● What is needed
Write the next part of the passage on video color spaces and bit depth, picking up after its last sentence.

● Quoted passage
Color spaces and HDR: Rec. 709, Rec. 2020, P3
Each pixel stores a colour. The colour space defines what range of colours can be represented. Rec. 709 is the SDR HD standard (the baseline most apps assume). Rec. 2020 is the wide-gamut HDR standard. DCI-P3 sits between them and is what most modern phones and laptops display.
For product decisions: SDR (Rec. 709) is fine for almost all conferencing, telehealth, classroom, and surveillance use cases. HDR (Rec. 2020 + PQ/HLG transfer functions) matters for premium OTT, sports, gaming. Mismatched colour space pipelines (HDR captured, SDR delivered without proper tone-mapping) produce washed-out playback — one of the most common quality complaints we audit.
Bit depth: 8-bit, 10-bit, 12-bit
Bit depth is how many bits represent each colour channel per pixel. 8-bit gives 256 levels per channel (16.7M colours). 10-bit gives 1,024 levels (1.07B colours). 12-bit gives 4,096 levels (68.7B colours). HDR usually requires 10-bit minimum.
For product decisions: 8-bit is the consumer default and what most encoders ship by default. 10-bit becomes important for HDR delivery and premium OTT. 12-bit is broadcast cinema territory.

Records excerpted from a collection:

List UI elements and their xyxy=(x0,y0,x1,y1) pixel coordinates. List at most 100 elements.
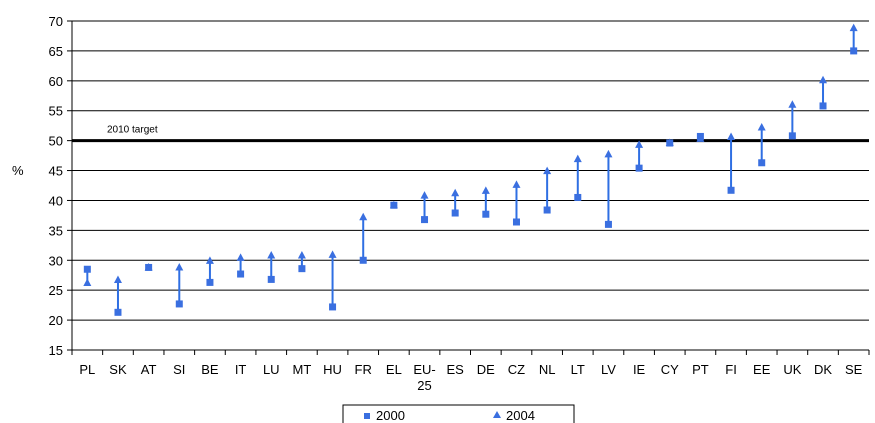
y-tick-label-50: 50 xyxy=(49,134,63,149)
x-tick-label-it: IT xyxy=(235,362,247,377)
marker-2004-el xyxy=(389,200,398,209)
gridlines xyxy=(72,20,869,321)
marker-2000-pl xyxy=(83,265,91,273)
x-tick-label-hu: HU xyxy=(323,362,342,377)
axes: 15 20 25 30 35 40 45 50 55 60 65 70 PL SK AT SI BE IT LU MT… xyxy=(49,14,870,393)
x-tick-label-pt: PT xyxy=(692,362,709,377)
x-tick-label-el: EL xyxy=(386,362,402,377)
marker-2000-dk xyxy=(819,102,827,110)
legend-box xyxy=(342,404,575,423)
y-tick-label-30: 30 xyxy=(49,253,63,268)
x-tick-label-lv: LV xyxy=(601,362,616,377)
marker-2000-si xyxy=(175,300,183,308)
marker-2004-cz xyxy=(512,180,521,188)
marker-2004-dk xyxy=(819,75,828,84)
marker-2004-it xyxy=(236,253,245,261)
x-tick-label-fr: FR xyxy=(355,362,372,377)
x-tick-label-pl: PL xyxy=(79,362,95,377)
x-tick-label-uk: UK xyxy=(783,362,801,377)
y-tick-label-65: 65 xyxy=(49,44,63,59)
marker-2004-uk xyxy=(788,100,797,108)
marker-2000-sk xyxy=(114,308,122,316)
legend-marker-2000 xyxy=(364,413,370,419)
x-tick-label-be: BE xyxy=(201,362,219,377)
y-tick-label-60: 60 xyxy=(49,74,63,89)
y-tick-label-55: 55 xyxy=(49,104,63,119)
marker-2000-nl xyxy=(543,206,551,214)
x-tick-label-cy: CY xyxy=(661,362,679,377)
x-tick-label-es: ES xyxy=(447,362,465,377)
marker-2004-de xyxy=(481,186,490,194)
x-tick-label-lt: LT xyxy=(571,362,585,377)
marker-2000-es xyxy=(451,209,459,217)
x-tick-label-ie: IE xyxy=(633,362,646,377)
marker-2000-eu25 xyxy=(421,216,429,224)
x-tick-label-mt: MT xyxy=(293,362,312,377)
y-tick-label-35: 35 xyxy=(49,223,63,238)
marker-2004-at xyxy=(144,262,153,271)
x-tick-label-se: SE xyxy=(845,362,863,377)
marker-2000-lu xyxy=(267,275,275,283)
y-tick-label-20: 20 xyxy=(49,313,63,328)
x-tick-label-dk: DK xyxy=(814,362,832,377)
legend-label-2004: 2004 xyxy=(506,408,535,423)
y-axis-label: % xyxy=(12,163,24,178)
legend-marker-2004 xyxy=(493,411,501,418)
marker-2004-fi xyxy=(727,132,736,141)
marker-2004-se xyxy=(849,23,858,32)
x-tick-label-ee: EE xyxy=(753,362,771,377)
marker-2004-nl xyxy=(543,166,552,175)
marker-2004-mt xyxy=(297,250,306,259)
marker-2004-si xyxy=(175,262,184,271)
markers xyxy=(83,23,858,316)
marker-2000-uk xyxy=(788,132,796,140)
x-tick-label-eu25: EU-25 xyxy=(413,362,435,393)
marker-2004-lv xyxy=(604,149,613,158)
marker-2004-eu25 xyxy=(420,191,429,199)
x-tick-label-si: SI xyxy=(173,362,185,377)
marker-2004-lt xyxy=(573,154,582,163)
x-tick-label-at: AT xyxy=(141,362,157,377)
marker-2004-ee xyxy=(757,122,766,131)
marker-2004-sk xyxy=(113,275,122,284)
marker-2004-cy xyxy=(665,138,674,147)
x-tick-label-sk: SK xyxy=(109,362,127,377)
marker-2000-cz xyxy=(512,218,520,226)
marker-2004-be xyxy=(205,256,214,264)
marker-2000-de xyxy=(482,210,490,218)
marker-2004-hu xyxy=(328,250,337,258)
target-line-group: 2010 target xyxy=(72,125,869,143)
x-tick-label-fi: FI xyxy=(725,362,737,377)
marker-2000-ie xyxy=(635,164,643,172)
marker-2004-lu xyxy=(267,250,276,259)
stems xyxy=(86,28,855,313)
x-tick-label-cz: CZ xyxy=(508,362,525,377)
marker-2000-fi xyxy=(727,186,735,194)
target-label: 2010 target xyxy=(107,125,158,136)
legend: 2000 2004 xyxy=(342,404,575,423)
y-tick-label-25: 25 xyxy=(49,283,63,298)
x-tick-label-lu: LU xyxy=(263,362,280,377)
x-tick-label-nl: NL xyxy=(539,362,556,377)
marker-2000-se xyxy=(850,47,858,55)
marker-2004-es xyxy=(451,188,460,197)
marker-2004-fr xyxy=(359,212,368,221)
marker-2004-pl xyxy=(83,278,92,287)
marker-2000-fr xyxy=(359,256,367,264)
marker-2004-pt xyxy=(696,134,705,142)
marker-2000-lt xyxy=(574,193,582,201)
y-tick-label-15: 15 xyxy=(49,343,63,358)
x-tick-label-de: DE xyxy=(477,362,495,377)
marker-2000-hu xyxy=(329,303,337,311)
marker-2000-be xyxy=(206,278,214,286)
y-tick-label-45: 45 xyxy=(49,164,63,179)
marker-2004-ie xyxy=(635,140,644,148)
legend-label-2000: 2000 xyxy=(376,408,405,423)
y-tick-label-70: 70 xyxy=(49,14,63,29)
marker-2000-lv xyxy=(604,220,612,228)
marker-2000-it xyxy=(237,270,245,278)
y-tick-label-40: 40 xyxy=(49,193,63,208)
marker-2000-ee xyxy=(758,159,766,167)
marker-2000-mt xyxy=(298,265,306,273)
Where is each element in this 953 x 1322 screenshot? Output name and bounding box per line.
--
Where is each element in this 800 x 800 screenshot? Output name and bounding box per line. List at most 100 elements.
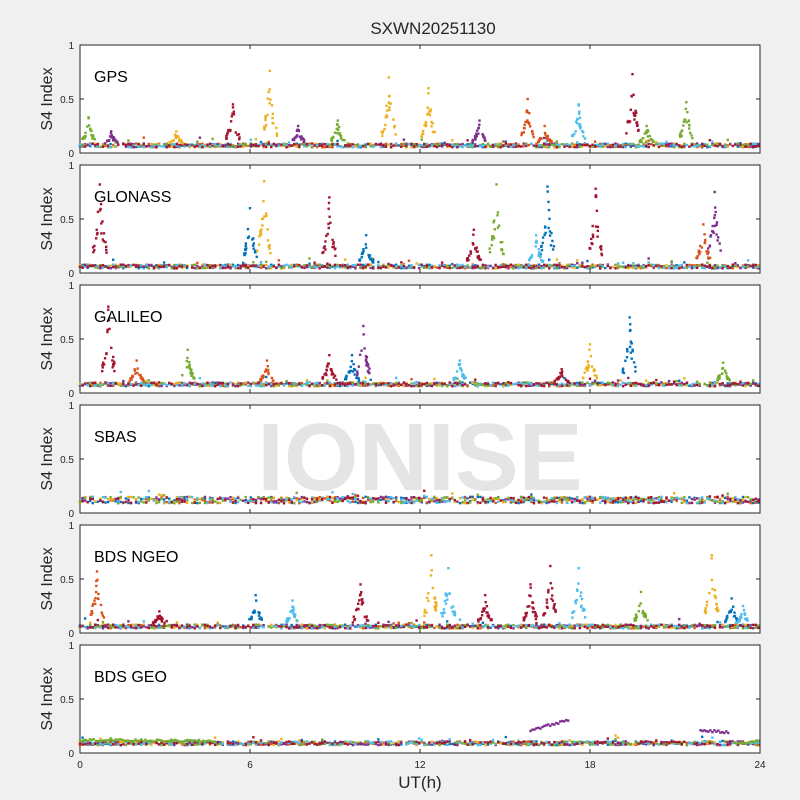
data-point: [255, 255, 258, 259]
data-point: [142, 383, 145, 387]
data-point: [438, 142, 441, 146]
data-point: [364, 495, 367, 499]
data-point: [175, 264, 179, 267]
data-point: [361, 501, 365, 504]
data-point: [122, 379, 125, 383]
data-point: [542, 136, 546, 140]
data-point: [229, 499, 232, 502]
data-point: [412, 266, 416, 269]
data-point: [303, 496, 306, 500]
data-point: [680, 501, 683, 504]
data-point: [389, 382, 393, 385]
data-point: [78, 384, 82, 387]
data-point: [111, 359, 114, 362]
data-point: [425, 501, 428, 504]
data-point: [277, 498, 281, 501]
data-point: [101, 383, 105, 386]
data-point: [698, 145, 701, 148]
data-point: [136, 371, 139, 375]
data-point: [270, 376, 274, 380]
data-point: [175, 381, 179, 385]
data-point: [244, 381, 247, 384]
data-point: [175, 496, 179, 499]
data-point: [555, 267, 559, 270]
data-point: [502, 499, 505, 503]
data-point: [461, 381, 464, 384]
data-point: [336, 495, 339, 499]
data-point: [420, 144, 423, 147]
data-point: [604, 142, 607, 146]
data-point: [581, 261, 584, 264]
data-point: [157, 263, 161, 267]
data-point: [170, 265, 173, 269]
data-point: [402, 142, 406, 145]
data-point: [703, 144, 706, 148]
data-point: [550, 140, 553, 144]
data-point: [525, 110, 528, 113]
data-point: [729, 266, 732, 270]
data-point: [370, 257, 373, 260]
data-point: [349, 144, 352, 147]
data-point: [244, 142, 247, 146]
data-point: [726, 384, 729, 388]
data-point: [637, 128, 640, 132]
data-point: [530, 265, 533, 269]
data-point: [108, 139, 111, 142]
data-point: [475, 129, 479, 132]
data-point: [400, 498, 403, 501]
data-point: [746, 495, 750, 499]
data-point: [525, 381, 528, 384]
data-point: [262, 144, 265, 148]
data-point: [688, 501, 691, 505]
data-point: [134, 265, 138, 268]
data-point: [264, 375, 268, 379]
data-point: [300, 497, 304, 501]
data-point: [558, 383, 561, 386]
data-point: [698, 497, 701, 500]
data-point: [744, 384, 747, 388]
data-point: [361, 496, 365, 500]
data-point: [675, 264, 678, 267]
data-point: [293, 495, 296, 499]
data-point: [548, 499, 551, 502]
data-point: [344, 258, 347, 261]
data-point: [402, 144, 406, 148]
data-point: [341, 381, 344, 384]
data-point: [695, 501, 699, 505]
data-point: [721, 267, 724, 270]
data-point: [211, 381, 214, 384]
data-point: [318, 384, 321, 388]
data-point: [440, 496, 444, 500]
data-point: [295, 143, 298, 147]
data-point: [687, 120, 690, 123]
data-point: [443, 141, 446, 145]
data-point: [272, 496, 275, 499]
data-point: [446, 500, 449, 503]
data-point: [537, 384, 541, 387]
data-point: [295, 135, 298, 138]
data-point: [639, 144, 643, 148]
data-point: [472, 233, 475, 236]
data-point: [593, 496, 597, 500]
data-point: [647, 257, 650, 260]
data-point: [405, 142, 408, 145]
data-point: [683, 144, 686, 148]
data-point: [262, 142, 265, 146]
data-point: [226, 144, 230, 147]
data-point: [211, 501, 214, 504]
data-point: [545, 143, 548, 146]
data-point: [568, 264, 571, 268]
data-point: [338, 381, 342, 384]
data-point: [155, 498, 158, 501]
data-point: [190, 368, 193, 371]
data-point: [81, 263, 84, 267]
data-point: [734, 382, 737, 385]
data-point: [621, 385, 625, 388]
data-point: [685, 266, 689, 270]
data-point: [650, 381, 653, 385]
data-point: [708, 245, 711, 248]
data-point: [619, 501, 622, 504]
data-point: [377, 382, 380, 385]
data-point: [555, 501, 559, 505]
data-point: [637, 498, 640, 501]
* * *
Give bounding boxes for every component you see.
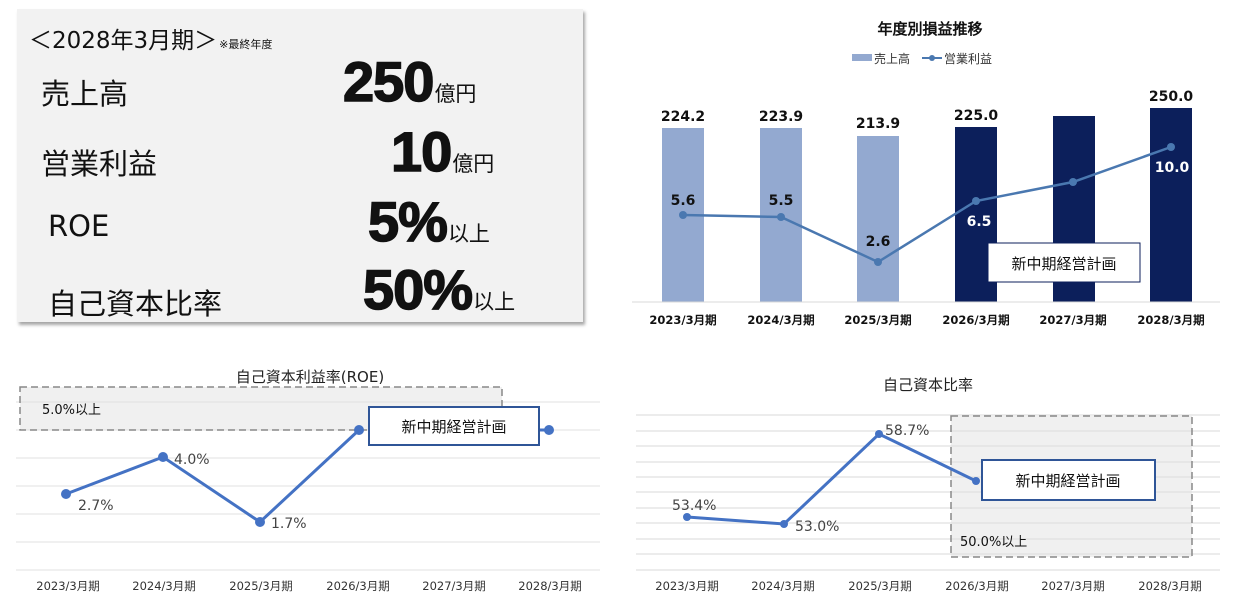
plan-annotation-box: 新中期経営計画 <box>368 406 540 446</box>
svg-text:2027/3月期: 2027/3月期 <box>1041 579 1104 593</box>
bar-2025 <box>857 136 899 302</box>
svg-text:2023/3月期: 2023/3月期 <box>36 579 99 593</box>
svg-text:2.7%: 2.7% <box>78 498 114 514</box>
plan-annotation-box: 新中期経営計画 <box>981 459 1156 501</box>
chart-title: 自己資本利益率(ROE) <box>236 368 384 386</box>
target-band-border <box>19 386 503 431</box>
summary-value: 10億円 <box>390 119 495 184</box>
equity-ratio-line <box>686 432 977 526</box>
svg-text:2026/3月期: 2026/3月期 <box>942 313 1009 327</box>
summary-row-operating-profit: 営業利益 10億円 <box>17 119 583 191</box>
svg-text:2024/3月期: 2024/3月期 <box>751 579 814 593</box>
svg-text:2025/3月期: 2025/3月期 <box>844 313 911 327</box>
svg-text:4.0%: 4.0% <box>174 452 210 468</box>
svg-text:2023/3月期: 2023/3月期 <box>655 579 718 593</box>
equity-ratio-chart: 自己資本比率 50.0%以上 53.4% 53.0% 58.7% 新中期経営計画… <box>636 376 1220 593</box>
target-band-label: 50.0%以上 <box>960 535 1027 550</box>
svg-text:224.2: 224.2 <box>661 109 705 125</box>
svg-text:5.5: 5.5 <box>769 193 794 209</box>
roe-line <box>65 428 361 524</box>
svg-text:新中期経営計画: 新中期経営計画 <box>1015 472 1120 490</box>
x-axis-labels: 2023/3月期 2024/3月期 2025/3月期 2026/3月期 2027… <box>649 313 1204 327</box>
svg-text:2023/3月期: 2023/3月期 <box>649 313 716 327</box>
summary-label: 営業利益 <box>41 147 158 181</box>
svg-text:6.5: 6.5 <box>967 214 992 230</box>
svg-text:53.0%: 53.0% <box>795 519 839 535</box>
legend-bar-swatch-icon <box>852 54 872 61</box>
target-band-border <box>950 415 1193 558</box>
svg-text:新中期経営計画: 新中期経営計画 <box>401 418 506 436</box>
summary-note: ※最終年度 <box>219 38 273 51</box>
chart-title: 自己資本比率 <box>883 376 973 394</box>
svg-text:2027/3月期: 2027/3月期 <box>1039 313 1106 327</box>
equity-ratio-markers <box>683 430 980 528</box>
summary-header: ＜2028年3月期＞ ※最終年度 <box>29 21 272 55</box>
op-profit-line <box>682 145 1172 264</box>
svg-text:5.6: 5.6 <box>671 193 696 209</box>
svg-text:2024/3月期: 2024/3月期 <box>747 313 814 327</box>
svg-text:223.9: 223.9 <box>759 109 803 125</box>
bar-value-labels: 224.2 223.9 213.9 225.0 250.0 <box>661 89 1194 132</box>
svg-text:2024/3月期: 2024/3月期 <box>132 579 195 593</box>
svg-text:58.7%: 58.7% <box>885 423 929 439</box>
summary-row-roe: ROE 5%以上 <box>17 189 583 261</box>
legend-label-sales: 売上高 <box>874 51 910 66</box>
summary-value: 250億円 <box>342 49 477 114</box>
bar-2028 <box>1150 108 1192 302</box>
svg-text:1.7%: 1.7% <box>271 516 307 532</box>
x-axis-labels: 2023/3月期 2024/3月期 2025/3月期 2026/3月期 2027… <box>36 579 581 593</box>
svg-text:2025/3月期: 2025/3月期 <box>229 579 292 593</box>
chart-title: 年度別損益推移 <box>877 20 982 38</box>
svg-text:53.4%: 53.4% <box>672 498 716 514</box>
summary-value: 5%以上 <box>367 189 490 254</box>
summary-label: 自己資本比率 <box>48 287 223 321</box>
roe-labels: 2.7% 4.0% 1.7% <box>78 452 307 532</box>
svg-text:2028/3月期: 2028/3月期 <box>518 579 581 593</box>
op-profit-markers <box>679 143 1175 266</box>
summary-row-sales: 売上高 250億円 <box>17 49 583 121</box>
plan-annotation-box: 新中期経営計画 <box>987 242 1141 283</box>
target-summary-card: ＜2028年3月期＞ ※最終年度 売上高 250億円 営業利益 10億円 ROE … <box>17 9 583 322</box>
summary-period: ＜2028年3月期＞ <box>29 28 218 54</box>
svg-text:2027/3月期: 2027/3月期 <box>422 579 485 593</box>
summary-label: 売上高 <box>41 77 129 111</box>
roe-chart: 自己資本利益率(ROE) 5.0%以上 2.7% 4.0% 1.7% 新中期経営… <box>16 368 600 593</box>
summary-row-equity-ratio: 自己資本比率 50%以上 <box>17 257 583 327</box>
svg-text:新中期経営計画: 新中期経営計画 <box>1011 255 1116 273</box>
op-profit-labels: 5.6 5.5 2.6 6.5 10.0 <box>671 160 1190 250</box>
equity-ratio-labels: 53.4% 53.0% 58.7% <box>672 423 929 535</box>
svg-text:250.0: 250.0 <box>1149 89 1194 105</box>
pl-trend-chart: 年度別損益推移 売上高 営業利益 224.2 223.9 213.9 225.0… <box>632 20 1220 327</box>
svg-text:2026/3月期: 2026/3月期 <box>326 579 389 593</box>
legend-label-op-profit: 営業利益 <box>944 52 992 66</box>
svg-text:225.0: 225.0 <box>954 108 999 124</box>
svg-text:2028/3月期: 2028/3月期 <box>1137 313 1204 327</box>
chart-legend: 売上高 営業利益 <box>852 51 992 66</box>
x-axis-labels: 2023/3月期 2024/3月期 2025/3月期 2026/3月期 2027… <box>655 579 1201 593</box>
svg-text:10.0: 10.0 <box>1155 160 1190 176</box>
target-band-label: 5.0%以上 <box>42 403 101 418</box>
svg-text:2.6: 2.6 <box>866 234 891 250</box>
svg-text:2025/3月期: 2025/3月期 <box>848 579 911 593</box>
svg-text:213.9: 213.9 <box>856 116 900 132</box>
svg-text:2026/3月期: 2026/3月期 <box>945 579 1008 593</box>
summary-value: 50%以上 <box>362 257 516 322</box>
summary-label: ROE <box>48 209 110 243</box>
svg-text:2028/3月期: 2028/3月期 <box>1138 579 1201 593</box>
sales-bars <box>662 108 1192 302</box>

● Answer to this exercise
Reach for 10-bit when: you’re delivering HDR, archiving for editorial, or producing premium content. For everything else, 8-bit AV1 is now the cost-efficient default.
Bitrate: how many bits per second your video consumes
Bitrate is how many bits per second the encoded video stream consumes. Common reference points (after H.264 compression): 720p 30fps ~1–2 Mbps; 1080p 30fps ~3–5 Mbps; 1080p 60fps ~5–8 Mbps; 4K 30fps ~12–20 Mbps; 4K 60fps HDR ~25–40 Mbps. AV1 cuts those numbers by 30–50% for the same perceived quality.
Bitrate is the layer where business decisions concentrate: CDN egress is billed per gigabyte; SaaS streaming is billed per minute at a given bitrate; viewer experience depends on whether the bitrate fits the user’s connection. Adaptive bitrate streaming (ABR) addresses this by encoding multiple quality levels and dynamically picking the right one for each viewer.
Want our codec / bitrate / CDN cost math against your scope?
Send us your viewer count and quality target. We’ll quote AV1 vs H.264 vs HEVC, projected CDN bill, and a SaaS-vs-custom verdict in 30 minutes.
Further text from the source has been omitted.